#### RECORD LIST:
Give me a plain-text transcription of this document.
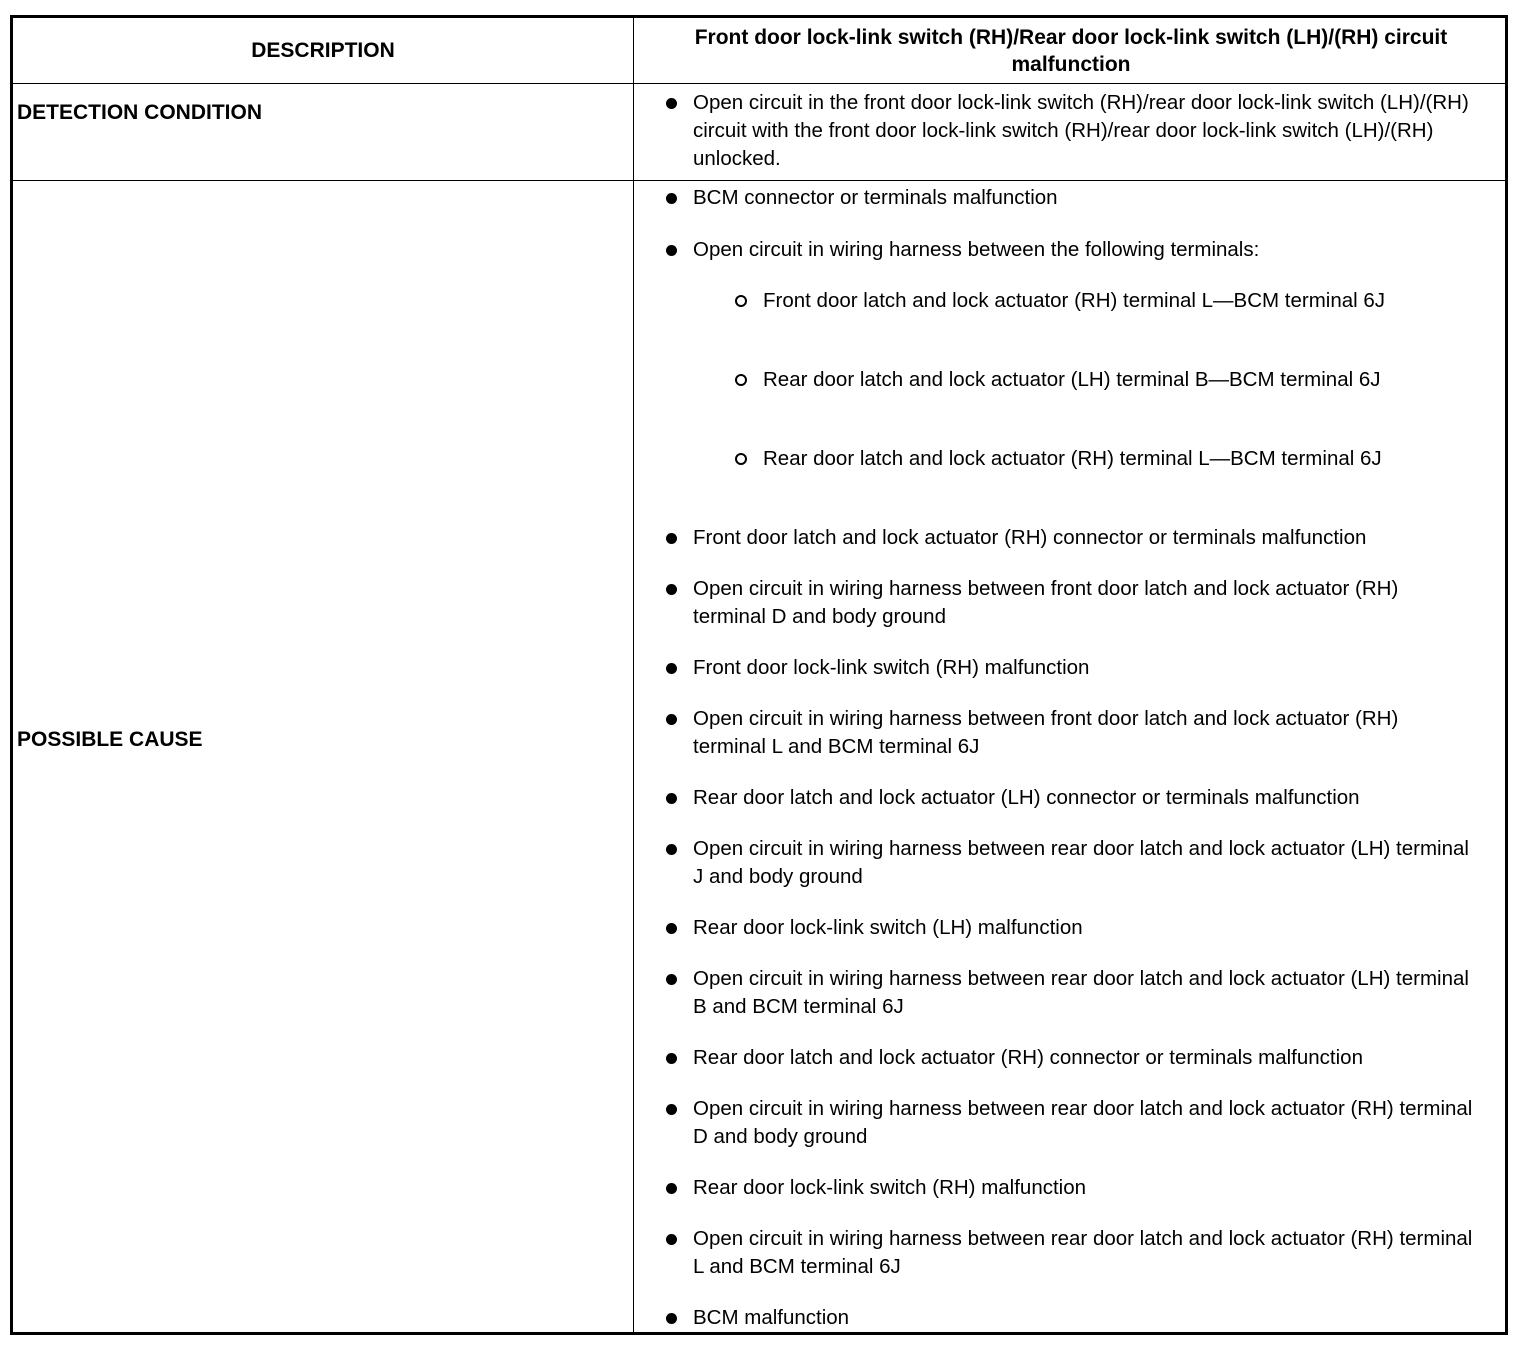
DESCRIPTION
Front door lock-link switch (RH)/Rear door lock-link switch (LH)/(RH) circuit malfunction
DETECTION CONDITION
POSSIBLE CAUSE
Open circuit in the front door lock-link switch (RH)/rear door lock-link switch (LH)/(RH) circuit with the front door lock-link switch (RH)/rear door lock-link switch (LH)/(RH) unlocked.
BCM connector or terminals malfunction
Open circuit in wiring harness between the following terminals:
Front door latch and lock actuator (RH) terminal L—BCM terminal 6J
Rear door latch and lock actuator (LH) terminal B—BCM terminal 6J
Rear door latch and lock actuator (RH) terminal L—BCM terminal 6J
Front door latch and lock actuator (RH) connector or terminals malfunction
Open circuit in wiring harness between front door latch and lock actuator (RH) terminal D and body ground
Front door lock-link switch (RH) malfunction
Open circuit in wiring harness between front door latch and lock actuator (RH) terminal L and BCM terminal 6J
Rear door latch and lock actuator (LH) connector or terminals malfunction
Open circuit in wiring harness between rear door latch and lock actuator (LH) terminal J and body ground
Rear door lock-link switch (LH) malfunction
Open circuit in wiring harness between rear door latch and lock actuator (LH) terminal B and BCM terminal 6J
Rear door latch and lock actuator (RH) connector or terminals malfunction
Open circuit in wiring harness between rear door latch and lock actuator (RH) terminal D and body ground
Rear door lock-link switch (RH) malfunction
Open circuit in wiring harness between rear door latch and lock actuator (RH) terminal L and BCM terminal 6J
BCM malfunction
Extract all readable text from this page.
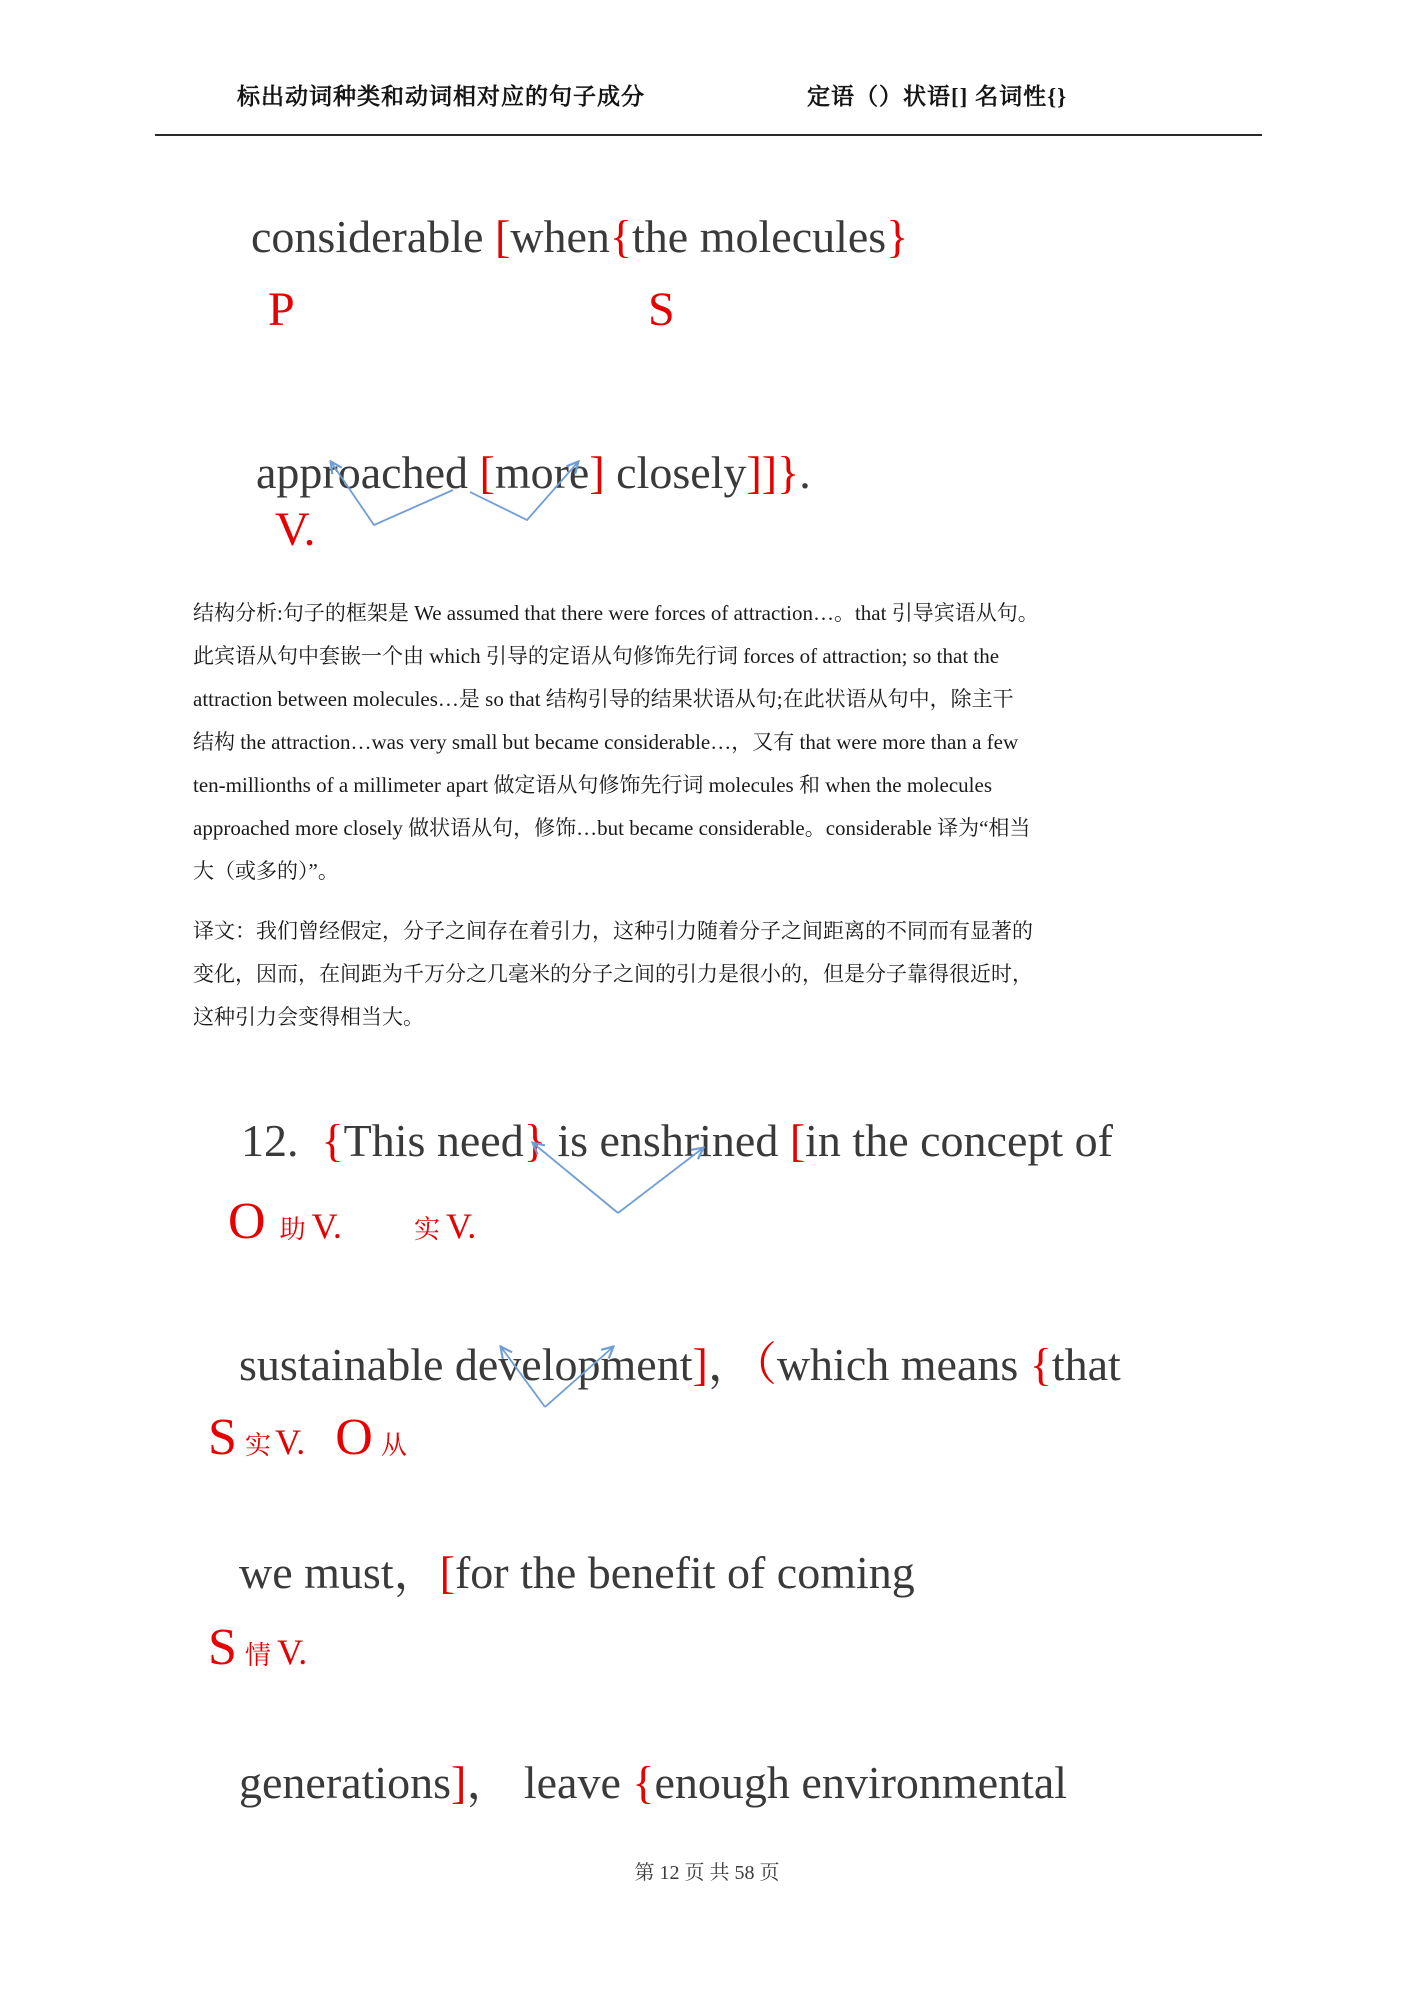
标出动词种类和动词相对应的句子成分	定语（）状语[] 名词性{}

considerable [when{the molecules}

P	S

approached [more] closely]]}.

V.
结构分析:句子的框架是 We assumed that there were forces of attraction…。that 引导宾语从句。
此宾语从句中套嵌一个由 which 引导的定语从句修饰先行词 forces of attraction; so that the
attraction between molecules…是 so that 结构引导的结果状语从句;在此状语从句中，除主干
结构 the attraction…was very small but became considerable…，又有 that were more than a few
ten-millionths of a millimeter apart 做定语从句修饰先行词 molecules 和 when the molecules
approached more closely 做状语从句，修饰…but became considerable。considerable 译为“相当
大（或多的）”。
译文：我们曾经假定，分子之间存在着引力，这种引力随着分子之间距离的不同而有显著的
变化，因而，在间距为千万分之几毫米的分子之间的引力是很小的，但是分子靠得很近时，
这种引力会变得相当大。

12.  {This need} is enshrined [in the concept of

O 助 V.	实 V.

sustainable development]，（which means {that

S 实 V. O 从

we must，[for the benefit of coming

S 情 V.

generations]， leave {enough environmental

第 12 页 共 58 页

#### EXERCISE GOAL:
Reproduce all the records verbatim, excluding images.

#### FINAL ANSWER:
Give me a plain-text transcription of this document.
DESCRIPTION
Front door lock-link switch (RH)/Rear door lock-link switch (LH)/(RH) circuit malfunction
DETECTION CONDITION
POSSIBLE CAUSE
Open circuit in the front door lock-link switch (RH)/rear door lock-link switch (LH)/(RH) circuit with the front door lock-link switch (RH)/rear door lock-link switch (LH)/(RH) unlocked.
BCM connector or terminals malfunction
Open circuit in wiring harness between the following terminals:
Front door latch and lock actuator (RH) terminal L—BCM terminal 6J
Rear door latch and lock actuator (LH) terminal B—BCM terminal 6J
Rear door latch and lock actuator (RH) terminal L—BCM terminal 6J
Front door latch and lock actuator (RH) connector or terminals malfunction
Open circuit in wiring harness between front door latch and lock actuator (RH) terminal D and body ground
Front door lock-link switch (RH) malfunction
Open circuit in wiring harness between front door latch and lock actuator (RH) terminal L and BCM terminal 6J
Rear door latch and lock actuator (LH) connector or terminals malfunction
Open circuit in wiring harness between rear door latch and lock actuator (LH) terminal J and body ground
Rear door lock-link switch (LH) malfunction
Open circuit in wiring harness between rear door latch and lock actuator (LH) terminal B and BCM terminal 6J
Rear door latch and lock actuator (RH) connector or terminals malfunction
Open circuit in wiring harness between rear door latch and lock actuator (RH) terminal D and body ground
Rear door lock-link switch (RH) malfunction
Open circuit in wiring harness between rear door latch and lock actuator (RH) terminal L and BCM terminal 6J
BCM malfunction
Extract all readable text from this page.
标出动词种类和动词相对应的句子成分	定语（）状语[] 名词性{}

considerable [when{the molecules}

P	S

approached [more] closely]]}.

V.
结构分析:句子的框架是 We assumed that there were forces of attraction…。that 引导宾语从句。
此宾语从句中套嵌一个由 which 引导的定语从句修饰先行词 forces of attraction; so that the
attraction between molecules…是 so that 结构引导的结果状语从句;在此状语从句中，除主干
结构 the attraction…was very small but became considerable…，又有 that were more than a few
ten-millionths of a millimeter apart 做定语从句修饰先行词 molecules 和 when the molecules
approached more closely 做状语从句，修饰…but became considerable。considerable 译为“相当
大（或多的）”。
译文：我们曾经假定，分子之间存在着引力，这种引力随着分子之间距离的不同而有显著的
变化，因而，在间距为千万分之几毫米的分子之间的引力是很小的，但是分子靠得很近时，
这种引力会变得相当大。

12.  {This need} is enshrined [in the concept of

O 助 V.	实 V.

sustainable development]，（which means {that

S 实 V. O 从

we must，[for the benefit of coming

S 情 V.

generations]， leave {enough environmental

第 12 页 共 58 页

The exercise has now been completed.